Given instruction — Only lines holding the word "page" should be copied from the material.

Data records

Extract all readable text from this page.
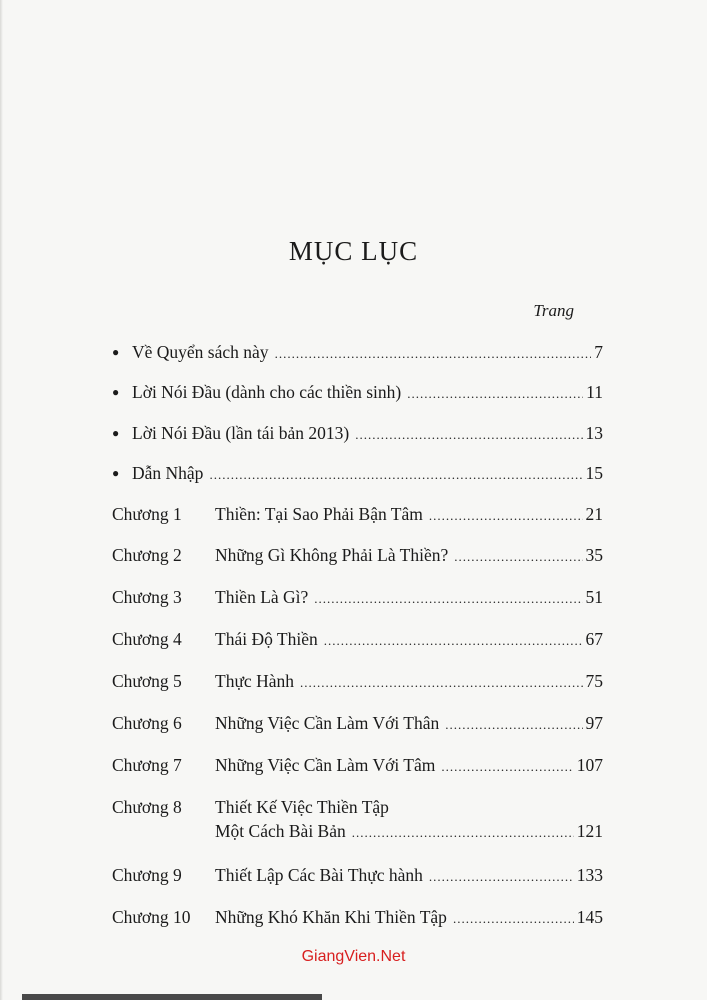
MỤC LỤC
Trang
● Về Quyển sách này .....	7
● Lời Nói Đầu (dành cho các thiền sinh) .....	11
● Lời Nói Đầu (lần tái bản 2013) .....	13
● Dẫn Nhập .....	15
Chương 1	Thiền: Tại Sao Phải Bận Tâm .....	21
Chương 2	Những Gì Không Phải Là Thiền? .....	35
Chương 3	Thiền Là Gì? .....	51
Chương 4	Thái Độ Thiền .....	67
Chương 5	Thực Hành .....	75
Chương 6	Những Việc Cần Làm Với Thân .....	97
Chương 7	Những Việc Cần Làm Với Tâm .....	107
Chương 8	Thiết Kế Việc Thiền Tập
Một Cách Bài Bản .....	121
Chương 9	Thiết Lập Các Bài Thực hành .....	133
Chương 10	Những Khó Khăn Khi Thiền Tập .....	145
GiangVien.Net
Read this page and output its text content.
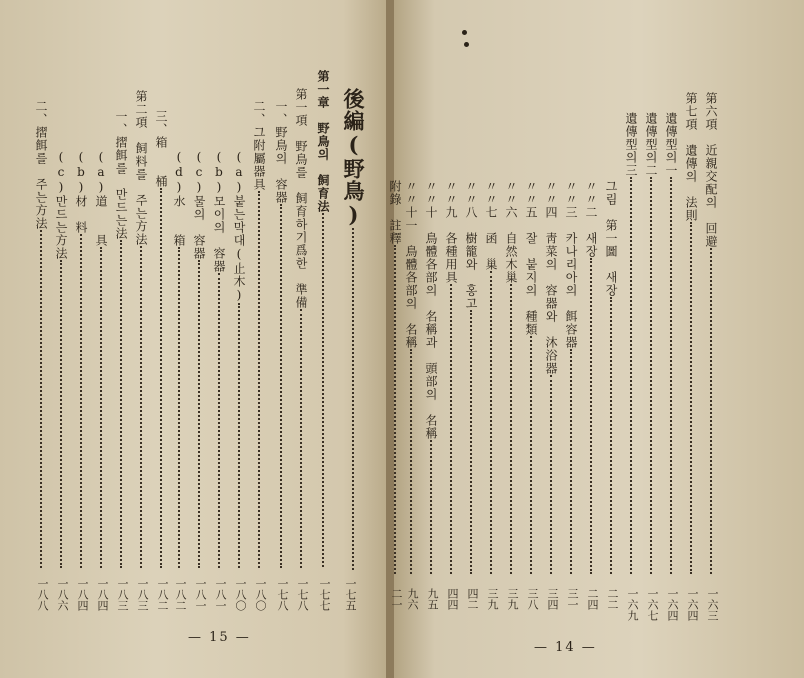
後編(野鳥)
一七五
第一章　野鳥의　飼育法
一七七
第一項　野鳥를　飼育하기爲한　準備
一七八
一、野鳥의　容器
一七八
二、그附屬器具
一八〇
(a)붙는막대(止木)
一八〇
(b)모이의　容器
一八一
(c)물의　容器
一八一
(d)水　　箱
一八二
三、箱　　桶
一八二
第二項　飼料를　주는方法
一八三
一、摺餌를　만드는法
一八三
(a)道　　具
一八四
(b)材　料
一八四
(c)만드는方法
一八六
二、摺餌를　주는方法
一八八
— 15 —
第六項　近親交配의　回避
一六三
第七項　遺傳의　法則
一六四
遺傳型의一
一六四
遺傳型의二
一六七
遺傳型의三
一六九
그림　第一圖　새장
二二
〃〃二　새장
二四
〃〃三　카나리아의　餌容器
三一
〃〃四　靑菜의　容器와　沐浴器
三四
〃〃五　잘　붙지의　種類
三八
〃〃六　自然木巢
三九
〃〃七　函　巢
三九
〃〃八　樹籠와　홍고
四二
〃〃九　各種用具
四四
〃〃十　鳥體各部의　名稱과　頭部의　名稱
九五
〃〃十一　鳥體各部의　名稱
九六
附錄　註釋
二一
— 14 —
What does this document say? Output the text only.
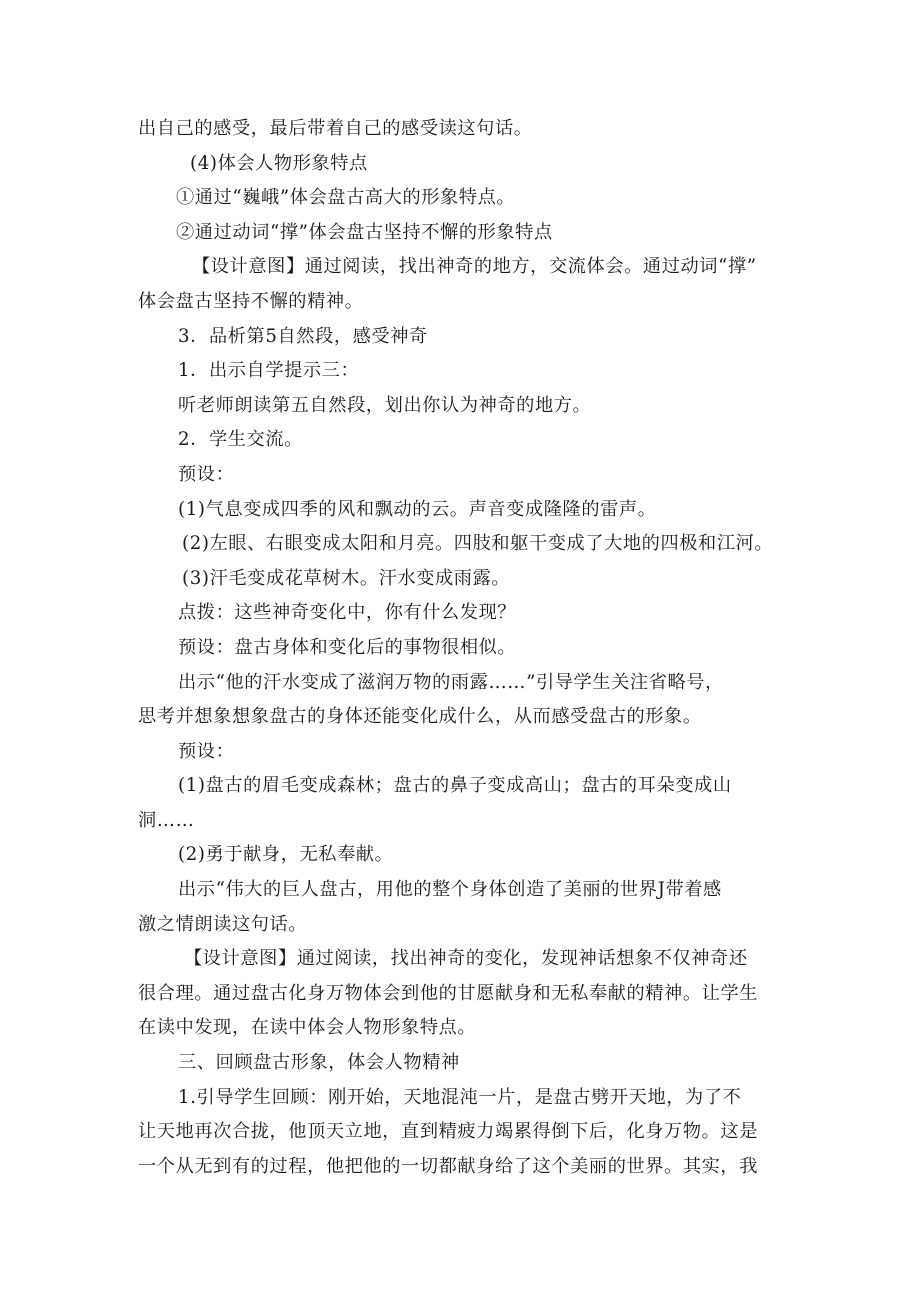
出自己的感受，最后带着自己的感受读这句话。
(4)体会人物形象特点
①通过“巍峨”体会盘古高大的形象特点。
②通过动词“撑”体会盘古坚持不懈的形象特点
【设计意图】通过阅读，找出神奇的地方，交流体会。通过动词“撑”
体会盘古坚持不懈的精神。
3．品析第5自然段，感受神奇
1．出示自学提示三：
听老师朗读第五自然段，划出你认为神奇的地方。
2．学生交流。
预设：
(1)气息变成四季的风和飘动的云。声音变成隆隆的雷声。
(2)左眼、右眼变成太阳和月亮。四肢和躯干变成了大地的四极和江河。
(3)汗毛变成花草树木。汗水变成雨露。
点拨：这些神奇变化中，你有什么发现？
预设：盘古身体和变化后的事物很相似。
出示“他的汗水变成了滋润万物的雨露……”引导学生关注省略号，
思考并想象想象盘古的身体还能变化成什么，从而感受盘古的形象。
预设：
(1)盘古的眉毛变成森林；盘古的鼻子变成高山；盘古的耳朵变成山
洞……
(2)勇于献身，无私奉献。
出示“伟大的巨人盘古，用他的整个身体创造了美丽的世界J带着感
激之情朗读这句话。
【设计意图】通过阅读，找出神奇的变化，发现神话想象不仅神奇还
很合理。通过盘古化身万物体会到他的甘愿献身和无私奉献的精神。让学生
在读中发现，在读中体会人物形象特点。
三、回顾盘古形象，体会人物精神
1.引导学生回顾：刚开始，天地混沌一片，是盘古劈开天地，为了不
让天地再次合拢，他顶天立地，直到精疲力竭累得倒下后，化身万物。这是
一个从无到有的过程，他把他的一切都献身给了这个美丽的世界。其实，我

Correct answer —
Extract all readable text from this page.
Read this page and output its text content.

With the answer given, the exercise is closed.